== SUPPLIED RECORDS ==

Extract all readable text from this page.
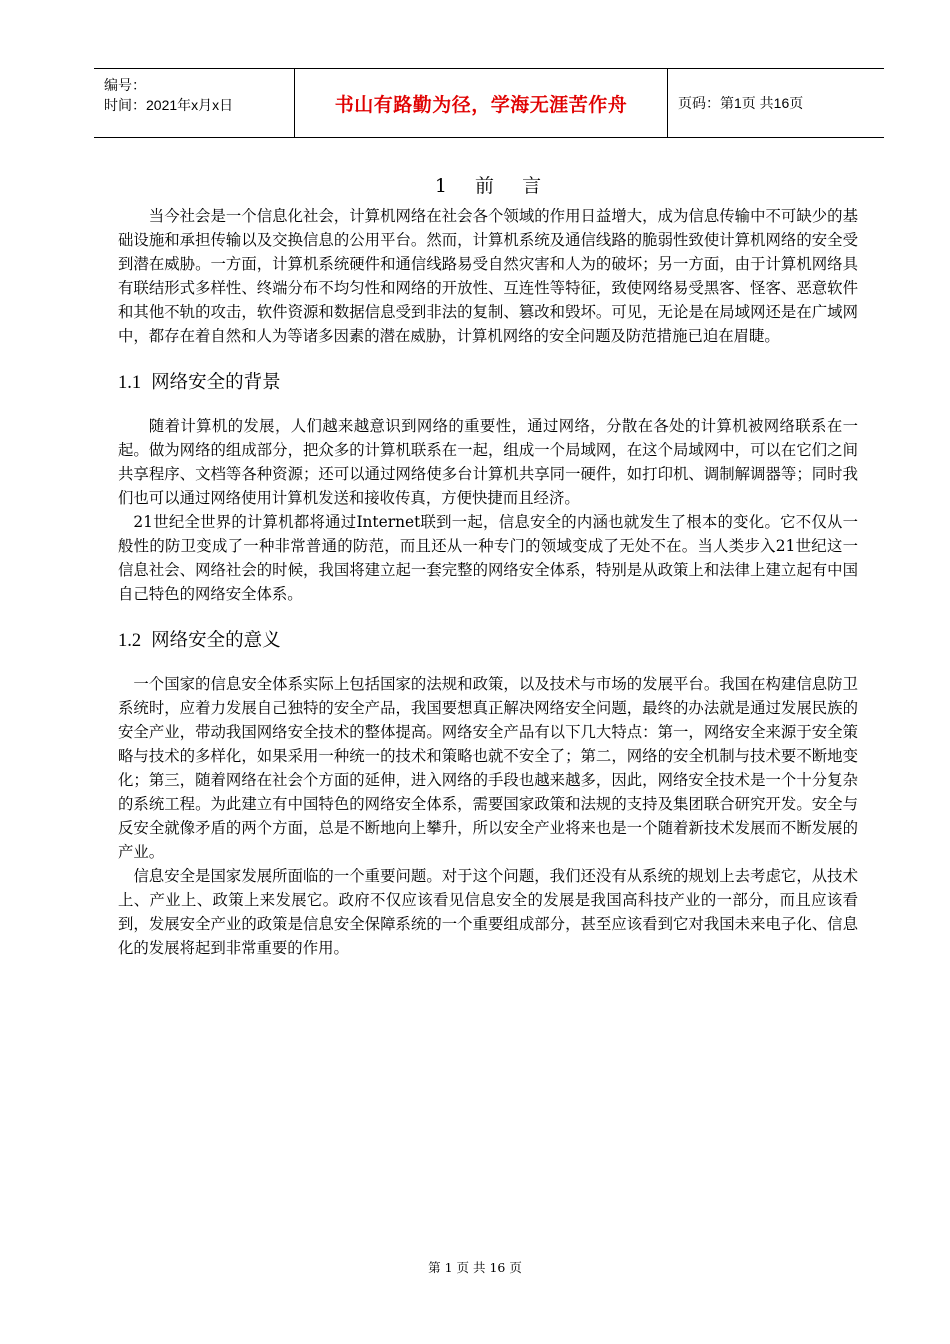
编号：
时间：2021年x月x日	书山有路勤为径，学海无涯苦作舟	页码：第1页 共16页
1 前 言

当今社会是一个信息化社会，计算机网络在社会各个领域的作用日益增大，成为信息传输中不可缺少的基础设施和承担传输以及交换信息的公用平台。然而，计算机系统及通信线路的脆弱性致使计算机网络的安全受到潜在威胁。一方面，计算机系统硬件和通信线路易受自然灾害和人为的破坏；另一方面，由于计算机网络具有联结形式多样性、终端分布不均匀性和网络的开放性、互连性等特征，致使网络易受黑客、怪客、恶意软件和其他不轨的攻击，软件资源和数据信息受到非法的复制、篡改和毁坏。可见，无论是在局域网还是在广域网中，都存在着自然和人为等诸多因素的潜在威胁，计算机网络的安全问题及防范措施已迫在眉睫。

1.1 网络安全的背景

随着计算机的发展，人们越来越意识到网络的重要性，通过网络，分散在各处的计算机被网络联系在一起。做为网络的组成部分，把众多的计算机联系在一起，组成一个局域网，在这个局域网中，可以在它们之间共享程序、文档等各种资源；还可以通过网络使多台计算机共享同一硬件，如打印机、调制解调器等；同时我们也可以通过网络使用计算机发送和接收传真，方便快捷而且经济。

21世纪全世界的计算机都将通过Internet联到一起，信息安全的内涵也就发生了根本的变化。它不仅从一般性的防卫变成了一种非常普通的防范，而且还从一种专门的领域变成了无处不在。当人类步入21世纪这一信息社会、网络社会的时候，我国将建立起一套完整的网络安全体系，特别是从政策上和法律上建立起有中国自己特色的网络安全体系。

1.2 网络安全的意义

一个国家的信息安全体系实际上包括国家的法规和政策，以及技术与市场的发展平台。我国在构建信息防卫系统时，应着力发展自己独特的安全产品，我国要想真正解决网络安全问题，最终的办法就是通过发展民族的安全产业，带动我国网络安全技术的整体提高。网络安全产品有以下几大特点：第一，网络安全来源于安全策略与技术的多样化，如果采用一种统一的技术和策略也就不安全了；第二，网络的安全机制与技术要不断地变化；第三，随着网络在社会个方面的延伸，进入网络的手段也越来越多，因此，网络安全技术是一个十分复杂的系统工程。为此建立有中国特色的网络安全体系，需要国家政策和法规的支持及集团联合研究开发。安全与反安全就像矛盾的两个方面，总是不断地向上攀升，所以安全产业将来也是一个随着新技术发展而不断发展的产业。

信息安全是国家发展所面临的一个重要问题。对于这个问题，我们还没有从系统的规划上去考虑它，从技术上、产业上、政策上来发展它。政府不仅应该看见信息安全的发展是我国高科技产业的一部分，而且应该看到，发展安全产业的政策是信息安全保障系统的一个重要组成部分，甚至应该看到它对我国未来电子化、信息化的发展将起到非常重要的作用。

第 1 页 共 16 页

===

Your task is to transcribe all of the records precisely, with no images included.

(ANSWER TO THE PROBLEM)
Extract all readable text from this page.
编号：
时间：2021年x月x日	书山有路勤为径，学海无涯苦作舟	页码：第1页 共16页
1 前 言

当今社会是一个信息化社会，计算机网络在社会各个领域的作用日益增大，成为信息传输中不可缺少的基础设施和承担传输以及交换信息的公用平台。然而，计算机系统及通信线路的脆弱性致使计算机网络的安全受到潜在威胁。一方面，计算机系统硬件和通信线路易受自然灾害和人为的破坏；另一方面，由于计算机网络具有联结形式多样性、终端分布不均匀性和网络的开放性、互连性等特征，致使网络易受黑客、怪客、恶意软件和其他不轨的攻击，软件资源和数据信息受到非法的复制、篡改和毁坏。可见，无论是在局域网还是在广域网中，都存在着自然和人为等诸多因素的潜在威胁，计算机网络的安全问题及防范措施已迫在眉睫。

1.1 网络安全的背景

随着计算机的发展，人们越来越意识到网络的重要性，通过网络，分散在各处的计算机被网络联系在一起。做为网络的组成部分，把众多的计算机联系在一起，组成一个局域网，在这个局域网中，可以在它们之间共享程序、文档等各种资源；还可以通过网络使多台计算机共享同一硬件，如打印机、调制解调器等；同时我们也可以通过网络使用计算机发送和接收传真，方便快捷而且经济。

21世纪全世界的计算机都将通过Internet联到一起，信息安全的内涵也就发生了根本的变化。它不仅从一般性的防卫变成了一种非常普通的防范，而且还从一种专门的领域变成了无处不在。当人类步入21世纪这一信息社会、网络社会的时候，我国将建立起一套完整的网络安全体系，特别是从政策上和法律上建立起有中国自己特色的网络安全体系。

1.2 网络安全的意义

一个国家的信息安全体系实际上包括国家的法规和政策，以及技术与市场的发展平台。我国在构建信息防卫系统时，应着力发展自己独特的安全产品，我国要想真正解决网络安全问题，最终的办法就是通过发展民族的安全产业，带动我国网络安全技术的整体提高。网络安全产品有以下几大特点：第一，网络安全来源于安全策略与技术的多样化，如果采用一种统一的技术和策略也就不安全了；第二，网络的安全机制与技术要不断地变化；第三，随着网络在社会个方面的延伸，进入网络的手段也越来越多，因此，网络安全技术是一个十分复杂的系统工程。为此建立有中国特色的网络安全体系，需要国家政策和法规的支持及集团联合研究开发。安全与反安全就像矛盾的两个方面，总是不断地向上攀升，所以安全产业将来也是一个随着新技术发展而不断发展的产业。

信息安全是国家发展所面临的一个重要问题。对于这个问题，我们还没有从系统的规划上去考虑它，从技术上、产业上、政策上来发展它。政府不仅应该看见信息安全的发展是我国高科技产业的一部分，而且应该看到，发展安全产业的政策是信息安全保障系统的一个重要组成部分，甚至应该看到它对我国未来电子化、信息化的发展将起到非常重要的作用。

第 1 页 共 16 页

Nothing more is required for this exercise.